--- start ---

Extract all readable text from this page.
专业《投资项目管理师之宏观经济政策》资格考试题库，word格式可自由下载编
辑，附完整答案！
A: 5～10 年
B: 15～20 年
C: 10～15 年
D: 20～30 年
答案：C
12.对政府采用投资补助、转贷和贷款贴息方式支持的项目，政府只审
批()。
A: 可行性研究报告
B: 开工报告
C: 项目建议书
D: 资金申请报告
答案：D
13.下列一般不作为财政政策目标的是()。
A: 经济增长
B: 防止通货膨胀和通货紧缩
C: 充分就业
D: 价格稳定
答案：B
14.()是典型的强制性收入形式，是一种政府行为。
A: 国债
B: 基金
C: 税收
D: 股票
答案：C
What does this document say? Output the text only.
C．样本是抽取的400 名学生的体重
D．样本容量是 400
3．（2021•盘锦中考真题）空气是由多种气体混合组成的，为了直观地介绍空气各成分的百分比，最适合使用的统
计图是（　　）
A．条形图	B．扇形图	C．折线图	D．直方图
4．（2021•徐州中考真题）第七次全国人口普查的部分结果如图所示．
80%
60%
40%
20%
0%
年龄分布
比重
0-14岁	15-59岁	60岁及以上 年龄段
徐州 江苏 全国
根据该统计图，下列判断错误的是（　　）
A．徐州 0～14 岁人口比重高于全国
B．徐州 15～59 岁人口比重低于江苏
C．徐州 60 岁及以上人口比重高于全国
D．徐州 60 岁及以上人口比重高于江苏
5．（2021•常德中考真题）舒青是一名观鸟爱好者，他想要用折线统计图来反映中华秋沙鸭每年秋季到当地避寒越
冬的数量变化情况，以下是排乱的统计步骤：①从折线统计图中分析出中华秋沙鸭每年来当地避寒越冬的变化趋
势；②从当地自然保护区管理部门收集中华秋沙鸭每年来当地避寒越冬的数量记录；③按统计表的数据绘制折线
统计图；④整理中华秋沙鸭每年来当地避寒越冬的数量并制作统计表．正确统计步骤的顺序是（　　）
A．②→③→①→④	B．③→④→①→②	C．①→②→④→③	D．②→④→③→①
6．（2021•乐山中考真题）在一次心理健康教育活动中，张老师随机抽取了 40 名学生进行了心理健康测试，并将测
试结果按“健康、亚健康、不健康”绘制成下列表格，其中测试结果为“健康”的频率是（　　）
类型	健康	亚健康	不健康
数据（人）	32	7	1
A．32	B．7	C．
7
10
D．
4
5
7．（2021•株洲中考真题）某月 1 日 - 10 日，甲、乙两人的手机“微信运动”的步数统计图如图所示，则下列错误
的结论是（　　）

--- end ---

▸ Problem to solve
Faithfully reproduce all of the records, character for character.

▸ Result of the task
Extract all readable text from this page.
专业《投资项目管理师之宏观经济政策》资格考试题库，word格式可自由下载编
辑，附完整答案！
A: 5～10 年
B: 15～20 年
C: 10～15 年
D: 20～30 年
答案：C
12.对政府采用投资补助、转贷和贷款贴息方式支持的项目，政府只审
批()。
A: 可行性研究报告
B: 开工报告
C: 项目建议书
D: 资金申请报告
答案：D
13.下列一般不作为财政政策目标的是()。
A: 经济增长
B: 防止通货膨胀和通货紧缩
C: 充分就业
D: 价格稳定
答案：B
14.()是典型的强制性收入形式，是一种政府行为。
A: 国债
B: 基金
C: 税收
D: 股票
答案：C
What does this document say? Output the text only.
C．样本是抽取的400 名学生的体重
D．样本容量是 400
3．（2021•盘锦中考真题）空气是由多种气体混合组成的，为了直观地介绍空气各成分的百分比，最适合使用的统
计图是（　　）
A．条形图	B．扇形图	C．折线图	D．直方图
4．（2021•徐州中考真题）第七次全国人口普查的部分结果如图所示．
80%
60%
40%
20%
0%
年龄分布
比重
0-14岁	15-59岁	60岁及以上 年龄段
徐州 江苏 全国
根据该统计图，下列判断错误的是（　　）
A．徐州 0～14 岁人口比重高于全国
B．徐州 15～59 岁人口比重低于江苏
C．徐州 60 岁及以上人口比重高于全国
D．徐州 60 岁及以上人口比重高于江苏
5．（2021•常德中考真题）舒青是一名观鸟爱好者，他想要用折线统计图来反映中华秋沙鸭每年秋季到当地避寒越
冬的数量变化情况，以下是排乱的统计步骤：①从折线统计图中分析出中华秋沙鸭每年来当地避寒越冬的变化趋
势；②从当地自然保护区管理部门收集中华秋沙鸭每年来当地避寒越冬的数量记录；③按统计表的数据绘制折线
统计图；④整理中华秋沙鸭每年来当地避寒越冬的数量并制作统计表．正确统计步骤的顺序是（　　）
A．②→③→①→④	B．③→④→①→②	C．①→②→④→③	D．②→④→③→①
6．（2021•乐山中考真题）在一次心理健康教育活动中，张老师随机抽取了 40 名学生进行了心理健康测试，并将测
试结果按“健康、亚健康、不健康”绘制成下列表格，其中测试结果为“健康”的频率是（　　）
类型	健康	亚健康	不健康
数据（人）	32	7	1
A．32	B．7	C．
7
10
D．
4
5
7．（2021•株洲中考真题）某月 1 日 - 10 日，甲、乙两人的手机“微信运动”的步数统计图如图所示，则下列错误
的结论是（　　）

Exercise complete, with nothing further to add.